Look through the records below, and copy out every line that holds the string "hette".

Document page data
+ + + + + + +

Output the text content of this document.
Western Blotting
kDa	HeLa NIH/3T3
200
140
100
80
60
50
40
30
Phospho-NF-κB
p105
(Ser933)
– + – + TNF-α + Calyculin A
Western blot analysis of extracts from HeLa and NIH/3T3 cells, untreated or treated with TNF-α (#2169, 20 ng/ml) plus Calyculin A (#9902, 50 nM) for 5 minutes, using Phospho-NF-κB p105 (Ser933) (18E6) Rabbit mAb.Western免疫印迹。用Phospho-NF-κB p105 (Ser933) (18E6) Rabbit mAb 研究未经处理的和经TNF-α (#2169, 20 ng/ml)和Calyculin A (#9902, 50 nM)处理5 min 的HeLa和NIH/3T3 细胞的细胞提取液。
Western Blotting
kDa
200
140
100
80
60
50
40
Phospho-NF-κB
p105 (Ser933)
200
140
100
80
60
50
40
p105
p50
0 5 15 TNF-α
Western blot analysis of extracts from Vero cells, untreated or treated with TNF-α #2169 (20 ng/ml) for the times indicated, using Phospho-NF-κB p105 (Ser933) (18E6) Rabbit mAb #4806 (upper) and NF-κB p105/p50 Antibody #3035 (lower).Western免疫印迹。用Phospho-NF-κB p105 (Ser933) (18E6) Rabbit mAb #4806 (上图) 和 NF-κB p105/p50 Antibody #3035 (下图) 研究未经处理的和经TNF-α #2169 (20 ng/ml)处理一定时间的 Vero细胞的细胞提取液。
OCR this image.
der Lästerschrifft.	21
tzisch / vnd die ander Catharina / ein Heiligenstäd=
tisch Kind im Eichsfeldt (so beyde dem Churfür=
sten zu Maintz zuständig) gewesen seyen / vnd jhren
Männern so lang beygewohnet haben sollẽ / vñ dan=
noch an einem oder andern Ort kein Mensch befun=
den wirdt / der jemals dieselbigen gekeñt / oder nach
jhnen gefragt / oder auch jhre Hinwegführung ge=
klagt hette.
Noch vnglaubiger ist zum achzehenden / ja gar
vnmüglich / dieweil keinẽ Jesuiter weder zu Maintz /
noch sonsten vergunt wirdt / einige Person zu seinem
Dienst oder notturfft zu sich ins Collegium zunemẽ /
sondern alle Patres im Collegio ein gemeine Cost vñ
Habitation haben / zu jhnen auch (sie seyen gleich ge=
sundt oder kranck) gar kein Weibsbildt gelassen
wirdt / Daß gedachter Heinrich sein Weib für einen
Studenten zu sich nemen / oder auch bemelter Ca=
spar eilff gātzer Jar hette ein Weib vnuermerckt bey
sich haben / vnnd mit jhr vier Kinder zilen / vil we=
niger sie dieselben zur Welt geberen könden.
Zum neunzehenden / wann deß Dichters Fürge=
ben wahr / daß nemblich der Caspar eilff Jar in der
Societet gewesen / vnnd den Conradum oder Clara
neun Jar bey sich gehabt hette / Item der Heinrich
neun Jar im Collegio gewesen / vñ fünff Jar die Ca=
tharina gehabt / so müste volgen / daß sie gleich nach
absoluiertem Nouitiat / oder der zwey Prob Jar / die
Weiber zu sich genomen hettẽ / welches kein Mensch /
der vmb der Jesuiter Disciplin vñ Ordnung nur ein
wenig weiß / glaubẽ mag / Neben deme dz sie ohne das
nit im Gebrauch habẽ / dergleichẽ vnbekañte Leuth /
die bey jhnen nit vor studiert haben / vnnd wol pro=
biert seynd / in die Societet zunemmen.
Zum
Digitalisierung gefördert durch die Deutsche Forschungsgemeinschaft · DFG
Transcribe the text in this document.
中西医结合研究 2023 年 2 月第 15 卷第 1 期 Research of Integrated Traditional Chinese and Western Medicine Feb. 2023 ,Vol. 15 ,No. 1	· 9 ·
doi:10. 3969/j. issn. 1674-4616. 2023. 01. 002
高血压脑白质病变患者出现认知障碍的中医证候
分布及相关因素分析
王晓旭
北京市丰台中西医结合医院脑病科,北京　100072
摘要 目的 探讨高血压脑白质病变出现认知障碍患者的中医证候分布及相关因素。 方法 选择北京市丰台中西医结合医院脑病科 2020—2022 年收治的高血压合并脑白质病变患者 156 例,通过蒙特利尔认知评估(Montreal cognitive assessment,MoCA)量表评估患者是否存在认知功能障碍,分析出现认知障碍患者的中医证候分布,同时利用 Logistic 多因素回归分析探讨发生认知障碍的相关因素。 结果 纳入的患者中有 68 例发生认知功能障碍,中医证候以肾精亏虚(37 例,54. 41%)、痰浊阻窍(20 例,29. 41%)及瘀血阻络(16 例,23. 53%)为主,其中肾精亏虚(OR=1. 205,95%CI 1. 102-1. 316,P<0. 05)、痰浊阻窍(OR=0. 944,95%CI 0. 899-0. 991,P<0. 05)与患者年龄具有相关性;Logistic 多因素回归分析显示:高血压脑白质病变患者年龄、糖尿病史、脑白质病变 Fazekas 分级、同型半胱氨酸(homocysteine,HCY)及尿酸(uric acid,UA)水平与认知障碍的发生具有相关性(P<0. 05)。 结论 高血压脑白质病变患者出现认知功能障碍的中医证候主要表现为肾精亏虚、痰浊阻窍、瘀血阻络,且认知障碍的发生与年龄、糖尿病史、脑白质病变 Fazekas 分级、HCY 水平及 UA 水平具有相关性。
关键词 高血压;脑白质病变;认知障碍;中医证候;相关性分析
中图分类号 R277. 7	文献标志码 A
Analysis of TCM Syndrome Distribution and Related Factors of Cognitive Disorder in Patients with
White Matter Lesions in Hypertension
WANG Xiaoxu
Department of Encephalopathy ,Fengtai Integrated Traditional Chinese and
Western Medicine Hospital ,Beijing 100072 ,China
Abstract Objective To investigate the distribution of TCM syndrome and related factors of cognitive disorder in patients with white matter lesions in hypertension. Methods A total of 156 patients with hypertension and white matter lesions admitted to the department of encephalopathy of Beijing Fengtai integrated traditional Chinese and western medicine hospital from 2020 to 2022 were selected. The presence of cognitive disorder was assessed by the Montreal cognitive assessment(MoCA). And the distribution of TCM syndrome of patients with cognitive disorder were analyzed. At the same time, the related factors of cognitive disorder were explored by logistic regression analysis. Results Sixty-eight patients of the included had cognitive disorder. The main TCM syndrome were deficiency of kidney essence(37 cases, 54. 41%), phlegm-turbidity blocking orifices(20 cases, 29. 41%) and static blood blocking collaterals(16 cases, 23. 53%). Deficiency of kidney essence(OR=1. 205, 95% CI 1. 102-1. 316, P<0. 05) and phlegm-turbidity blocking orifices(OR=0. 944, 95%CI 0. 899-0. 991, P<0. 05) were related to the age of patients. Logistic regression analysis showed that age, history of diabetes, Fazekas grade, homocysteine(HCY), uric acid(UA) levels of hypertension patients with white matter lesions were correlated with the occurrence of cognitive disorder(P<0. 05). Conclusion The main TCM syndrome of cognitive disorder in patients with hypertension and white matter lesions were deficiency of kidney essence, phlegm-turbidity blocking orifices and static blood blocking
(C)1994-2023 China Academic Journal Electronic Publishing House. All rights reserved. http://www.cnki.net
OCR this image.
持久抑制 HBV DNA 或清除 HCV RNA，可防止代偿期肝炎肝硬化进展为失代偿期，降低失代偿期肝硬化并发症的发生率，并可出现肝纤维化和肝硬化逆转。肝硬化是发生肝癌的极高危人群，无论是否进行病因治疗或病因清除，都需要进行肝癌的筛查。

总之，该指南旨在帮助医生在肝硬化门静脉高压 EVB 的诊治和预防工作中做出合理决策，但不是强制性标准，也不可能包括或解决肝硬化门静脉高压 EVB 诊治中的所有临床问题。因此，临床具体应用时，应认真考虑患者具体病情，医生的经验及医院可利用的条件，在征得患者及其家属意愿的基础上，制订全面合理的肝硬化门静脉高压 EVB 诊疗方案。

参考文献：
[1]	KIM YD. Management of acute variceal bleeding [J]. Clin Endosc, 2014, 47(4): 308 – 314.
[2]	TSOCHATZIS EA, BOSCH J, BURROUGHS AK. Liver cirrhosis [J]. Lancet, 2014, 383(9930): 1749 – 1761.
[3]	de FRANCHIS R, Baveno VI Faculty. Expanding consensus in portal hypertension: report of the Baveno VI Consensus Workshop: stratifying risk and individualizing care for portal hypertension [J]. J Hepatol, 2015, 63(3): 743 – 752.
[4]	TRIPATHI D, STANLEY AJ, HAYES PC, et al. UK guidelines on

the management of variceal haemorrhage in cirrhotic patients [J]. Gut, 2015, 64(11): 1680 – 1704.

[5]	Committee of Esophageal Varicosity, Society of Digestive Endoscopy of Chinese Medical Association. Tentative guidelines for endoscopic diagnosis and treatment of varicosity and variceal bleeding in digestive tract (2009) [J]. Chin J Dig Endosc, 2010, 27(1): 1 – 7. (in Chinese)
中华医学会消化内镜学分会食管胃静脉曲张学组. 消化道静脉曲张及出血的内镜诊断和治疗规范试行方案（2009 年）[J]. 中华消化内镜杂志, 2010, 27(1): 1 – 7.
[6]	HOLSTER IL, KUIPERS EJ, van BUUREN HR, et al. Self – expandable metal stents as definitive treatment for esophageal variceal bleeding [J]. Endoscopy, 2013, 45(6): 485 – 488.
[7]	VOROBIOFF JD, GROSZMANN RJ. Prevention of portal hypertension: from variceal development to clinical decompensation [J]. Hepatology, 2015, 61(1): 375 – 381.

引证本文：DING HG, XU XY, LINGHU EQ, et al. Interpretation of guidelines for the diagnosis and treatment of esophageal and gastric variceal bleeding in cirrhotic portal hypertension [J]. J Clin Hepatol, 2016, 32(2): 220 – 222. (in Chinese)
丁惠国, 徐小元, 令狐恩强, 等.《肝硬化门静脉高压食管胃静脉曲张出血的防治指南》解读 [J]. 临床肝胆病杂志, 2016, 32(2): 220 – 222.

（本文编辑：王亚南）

+ + + + + + +

_Response_:
klagt hette.
spar eilff gātzer Jar hette ein Weib vnuermerckt bey
neun Jar bey sich gehabt hette / Item der Heinrich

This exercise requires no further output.